REQUIREMENTS:
Exactly repeat the material, dropping only the pictures.
=====
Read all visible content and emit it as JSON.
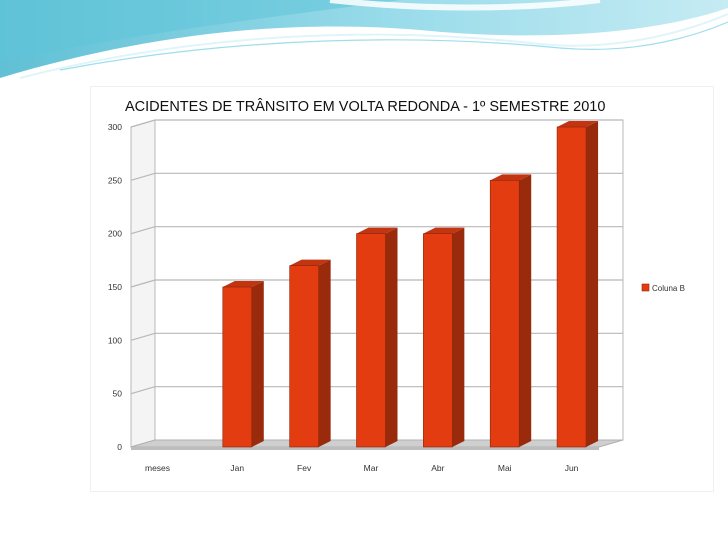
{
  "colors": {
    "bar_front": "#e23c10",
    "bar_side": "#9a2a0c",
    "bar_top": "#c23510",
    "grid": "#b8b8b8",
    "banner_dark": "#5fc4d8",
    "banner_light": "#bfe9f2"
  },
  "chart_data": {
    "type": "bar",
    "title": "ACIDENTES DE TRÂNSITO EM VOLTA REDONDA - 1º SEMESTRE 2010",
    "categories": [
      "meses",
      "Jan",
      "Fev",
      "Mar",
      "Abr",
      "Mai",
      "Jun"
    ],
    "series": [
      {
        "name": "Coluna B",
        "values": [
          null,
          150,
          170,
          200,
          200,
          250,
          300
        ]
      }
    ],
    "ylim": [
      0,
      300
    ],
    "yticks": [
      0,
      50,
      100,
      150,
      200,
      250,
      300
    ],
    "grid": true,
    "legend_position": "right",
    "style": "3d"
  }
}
=====
RESULT OF THE EXERCISE:
Read all visible content and emit it as JSON.
{
  "colors": {
    "bar_front": "#e23c10",
    "bar_side": "#9a2a0c",
    "bar_top": "#c23510",
    "grid": "#b8b8b8",
    "banner_dark": "#5fc4d8",
    "banner_light": "#bfe9f2"
  },
  "chart_data": {
    "type": "bar",
    "title": "ACIDENTES DE TRÂNSITO EM VOLTA REDONDA - 1º SEMESTRE 2010",
    "categories": [
      "meses",
      "Jan",
      "Fev",
      "Mar",
      "Abr",
      "Mai",
      "Jun"
    ],
    "series": [
      {
        "name": "Coluna B",
        "values": [
          null,
          150,
          170,
          200,
          200,
          250,
          300
        ]
      }
    ],
    "ylim": [
      0,
      300
    ],
    "yticks": [
      0,
      50,
      100,
      150,
      200,
      250,
      300
    ],
    "grid": true,
    "legend_position": "right",
    "style": "3d"
  }
}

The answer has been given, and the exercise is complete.